» Exercise instructions
Write out the material again word for word, dropping any images it holds.

» Information supplied
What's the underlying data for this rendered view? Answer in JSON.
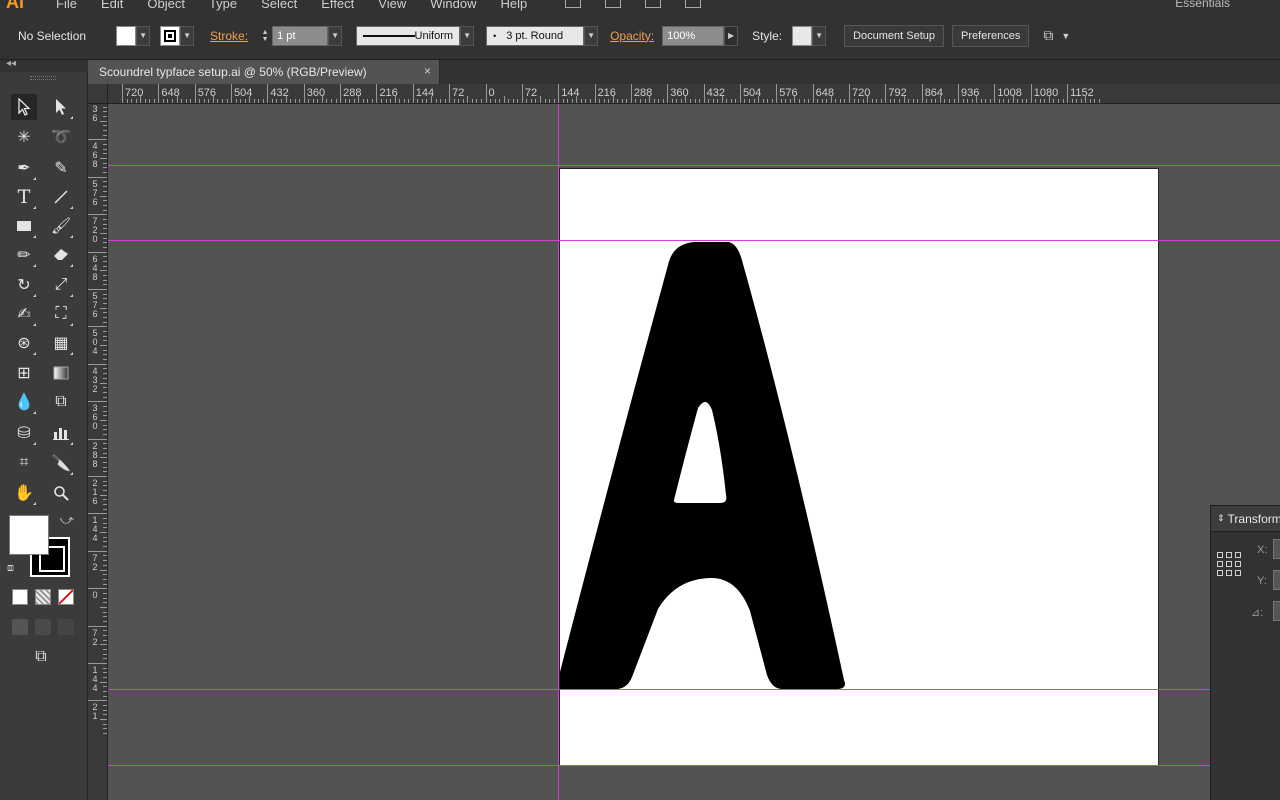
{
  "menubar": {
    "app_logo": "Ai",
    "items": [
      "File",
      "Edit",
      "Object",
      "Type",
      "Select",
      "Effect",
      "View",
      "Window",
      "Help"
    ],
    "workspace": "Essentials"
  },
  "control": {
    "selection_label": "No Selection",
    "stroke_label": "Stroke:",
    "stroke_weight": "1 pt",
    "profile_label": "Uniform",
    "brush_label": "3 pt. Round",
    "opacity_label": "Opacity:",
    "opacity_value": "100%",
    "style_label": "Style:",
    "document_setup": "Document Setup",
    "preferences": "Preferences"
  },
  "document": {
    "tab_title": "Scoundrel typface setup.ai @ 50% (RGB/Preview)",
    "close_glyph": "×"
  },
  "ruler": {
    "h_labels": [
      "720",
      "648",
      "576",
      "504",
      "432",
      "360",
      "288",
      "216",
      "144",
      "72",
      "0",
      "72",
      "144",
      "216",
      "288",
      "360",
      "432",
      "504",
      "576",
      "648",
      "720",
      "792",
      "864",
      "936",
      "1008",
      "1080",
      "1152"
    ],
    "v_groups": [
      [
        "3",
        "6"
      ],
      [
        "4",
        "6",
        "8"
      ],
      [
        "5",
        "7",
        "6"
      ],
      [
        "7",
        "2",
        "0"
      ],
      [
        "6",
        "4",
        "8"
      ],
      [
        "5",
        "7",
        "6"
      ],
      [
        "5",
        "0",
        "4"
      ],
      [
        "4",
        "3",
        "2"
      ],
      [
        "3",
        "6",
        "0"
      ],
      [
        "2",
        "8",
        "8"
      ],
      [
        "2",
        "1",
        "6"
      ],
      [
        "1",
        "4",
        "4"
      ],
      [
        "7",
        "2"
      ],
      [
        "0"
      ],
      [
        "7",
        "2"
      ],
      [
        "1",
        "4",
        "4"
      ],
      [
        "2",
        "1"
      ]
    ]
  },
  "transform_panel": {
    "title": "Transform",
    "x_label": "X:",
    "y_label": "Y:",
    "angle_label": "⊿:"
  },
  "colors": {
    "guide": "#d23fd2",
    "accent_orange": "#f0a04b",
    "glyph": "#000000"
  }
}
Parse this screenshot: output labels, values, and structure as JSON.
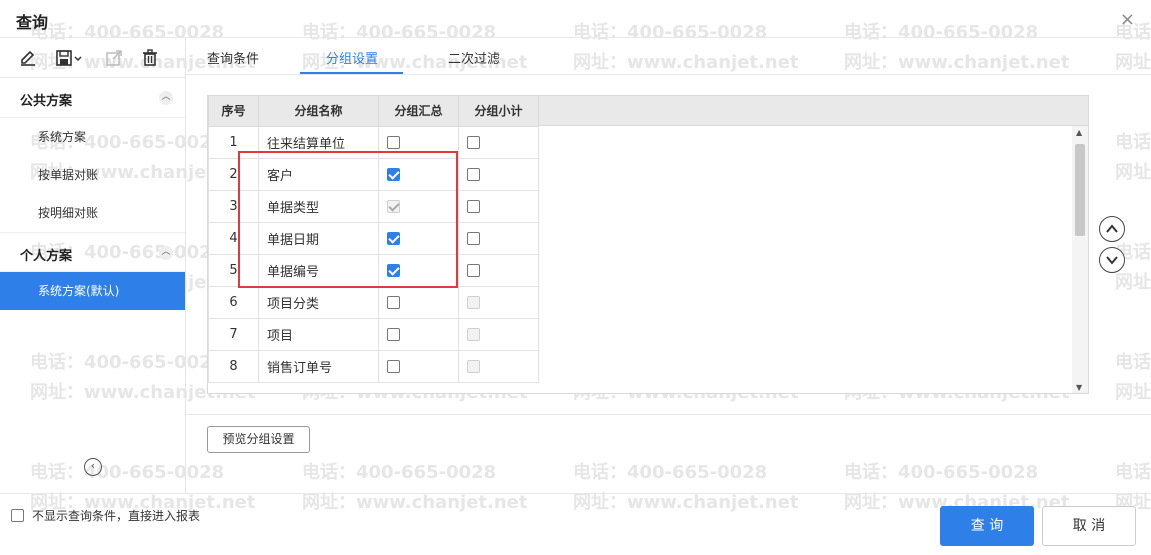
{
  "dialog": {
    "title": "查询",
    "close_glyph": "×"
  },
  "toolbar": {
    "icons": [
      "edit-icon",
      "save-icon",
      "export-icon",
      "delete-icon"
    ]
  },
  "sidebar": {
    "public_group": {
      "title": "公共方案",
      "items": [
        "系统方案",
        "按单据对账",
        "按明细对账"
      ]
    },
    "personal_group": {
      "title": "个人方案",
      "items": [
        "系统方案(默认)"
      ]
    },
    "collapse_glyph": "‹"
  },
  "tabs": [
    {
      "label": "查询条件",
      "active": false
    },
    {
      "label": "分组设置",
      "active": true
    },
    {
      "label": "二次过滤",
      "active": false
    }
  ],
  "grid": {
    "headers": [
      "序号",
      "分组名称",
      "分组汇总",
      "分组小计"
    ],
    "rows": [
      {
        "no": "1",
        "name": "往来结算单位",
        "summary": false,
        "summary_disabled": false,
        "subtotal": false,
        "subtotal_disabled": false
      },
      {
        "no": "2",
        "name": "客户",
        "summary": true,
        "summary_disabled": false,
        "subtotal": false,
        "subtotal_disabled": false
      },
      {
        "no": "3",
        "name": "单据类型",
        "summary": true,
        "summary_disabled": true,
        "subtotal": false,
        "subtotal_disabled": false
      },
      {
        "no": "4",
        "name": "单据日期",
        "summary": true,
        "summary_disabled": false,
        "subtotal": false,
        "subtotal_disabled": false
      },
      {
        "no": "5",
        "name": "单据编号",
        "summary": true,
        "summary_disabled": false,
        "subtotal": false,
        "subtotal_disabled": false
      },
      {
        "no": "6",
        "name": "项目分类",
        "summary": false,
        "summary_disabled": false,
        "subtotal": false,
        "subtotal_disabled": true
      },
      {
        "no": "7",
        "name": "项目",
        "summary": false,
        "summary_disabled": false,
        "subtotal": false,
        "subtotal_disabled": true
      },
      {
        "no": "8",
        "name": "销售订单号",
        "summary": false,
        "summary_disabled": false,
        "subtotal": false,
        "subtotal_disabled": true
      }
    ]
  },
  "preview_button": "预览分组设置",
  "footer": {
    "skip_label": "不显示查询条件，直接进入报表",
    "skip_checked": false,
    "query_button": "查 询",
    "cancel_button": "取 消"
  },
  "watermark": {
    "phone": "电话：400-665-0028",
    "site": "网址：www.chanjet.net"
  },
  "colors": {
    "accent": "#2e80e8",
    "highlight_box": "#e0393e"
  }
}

» Completed task
What's the underlying data for this rendered view? Answer in JSON.
{
  "menubar": {
    "app_logo": "Ai",
    "items": [
      "File",
      "Edit",
      "Object",
      "Type",
      "Select",
      "Effect",
      "View",
      "Window",
      "Help"
    ],
    "workspace": "Essentials"
  },
  "control": {
    "selection_label": "No Selection",
    "stroke_label": "Stroke:",
    "stroke_weight": "1 pt",
    "profile_label": "Uniform",
    "brush_label": "3 pt. Round",
    "opacity_label": "Opacity:",
    "opacity_value": "100%",
    "style_label": "Style:",
    "document_setup": "Document Setup",
    "preferences": "Preferences"
  },
  "document": {
    "tab_title": "Scoundrel typface setup.ai @ 50% (RGB/Preview)",
    "close_glyph": "×"
  },
  "ruler": {
    "h_labels": [
      "720",
      "648",
      "576",
      "504",
      "432",
      "360",
      "288",
      "216",
      "144",
      "72",
      "0",
      "72",
      "144",
      "216",
      "288",
      "360",
      "432",
      "504",
      "576",
      "648",
      "720",
      "792",
      "864",
      "936",
      "1008",
      "1080",
      "1152"
    ],
    "v_groups": [
      [
        "3",
        "6"
      ],
      [
        "4",
        "6",
        "8"
      ],
      [
        "5",
        "7",
        "6"
      ],
      [
        "7",
        "2",
        "0"
      ],
      [
        "6",
        "4",
        "8"
      ],
      [
        "5",
        "7",
        "6"
      ],
      [
        "5",
        "0",
        "4"
      ],
      [
        "4",
        "3",
        "2"
      ],
      [
        "3",
        "6",
        "0"
      ],
      [
        "2",
        "8",
        "8"
      ],
      [
        "2",
        "1",
        "6"
      ],
      [
        "1",
        "4",
        "4"
      ],
      [
        "7",
        "2"
      ],
      [
        "0"
      ],
      [
        "7",
        "2"
      ],
      [
        "1",
        "4",
        "4"
      ],
      [
        "2",
        "1"
      ]
    ]
  },
  "transform_panel": {
    "title": "Transform",
    "x_label": "X:",
    "y_label": "Y:",
    "angle_label": "⊿:"
  },
  "colors": {
    "guide": "#d23fd2",
    "accent_orange": "#f0a04b",
    "glyph": "#000000"
  }
}
Parse this screenshot: output labels, values, and structure as JSON.
{
  "dialog": {
    "title": "查询",
    "close_glyph": "×"
  },
  "toolbar": {
    "icons": [
      "edit-icon",
      "save-icon",
      "export-icon",
      "delete-icon"
    ]
  },
  "sidebar": {
    "public_group": {
      "title": "公共方案",
      "items": [
        "系统方案",
        "按单据对账",
        "按明细对账"
      ]
    },
    "personal_group": {
      "title": "个人方案",
      "items": [
        "系统方案(默认)"
      ]
    },
    "collapse_glyph": "‹"
  },
  "tabs": [
    {
      "label": "查询条件",
      "active": false
    },
    {
      "label": "分组设置",
      "active": true
    },
    {
      "label": "二次过滤",
      "active": false
    }
  ],
  "grid": {
    "headers": [
      "序号",
      "分组名称",
      "分组汇总",
      "分组小计"
    ],
    "rows": [
      {
        "no": "1",
        "name": "往来结算单位",
        "summary": false,
        "summary_disabled": false,
        "subtotal": false,
        "subtotal_disabled": false
      },
      {
        "no": "2",
        "name": "客户",
        "summary": true,
        "summary_disabled": false,
        "subtotal": false,
        "subtotal_disabled": false
      },
      {
        "no": "3",
        "name": "单据类型",
        "summary": true,
        "summary_disabled": true,
        "subtotal": false,
        "subtotal_disabled": false
      },
      {
        "no": "4",
        "name": "单据日期",
        "summary": true,
        "summary_disabled": false,
        "subtotal": false,
        "subtotal_disabled": false
      },
      {
        "no": "5",
        "name": "单据编号",
        "summary": true,
        "summary_disabled": false,
        "subtotal": false,
        "subtotal_disabled": false
      },
      {
        "no": "6",
        "name": "项目分类",
        "summary": false,
        "summary_disabled": false,
        "subtotal": false,
        "subtotal_disabled": true
      },
      {
        "no": "7",
        "name": "项目",
        "summary": false,
        "summary_disabled": false,
        "subtotal": false,
        "subtotal_disabled": true
      },
      {
        "no": "8",
        "name": "销售订单号",
        "summary": false,
        "summary_disabled": false,
        "subtotal": false,
        "subtotal_disabled": true
      }
    ]
  },
  "preview_button": "预览分组设置",
  "footer": {
    "skip_label": "不显示查询条件，直接进入报表",
    "skip_checked": false,
    "query_button": "查 询",
    "cancel_button": "取 消"
  },
  "watermark": {
    "phone": "电话：400-665-0028",
    "site": "网址：www.chanjet.net"
  },
  "colors": {
    "accent": "#2e80e8",
    "highlight_box": "#e0393e"
  }
}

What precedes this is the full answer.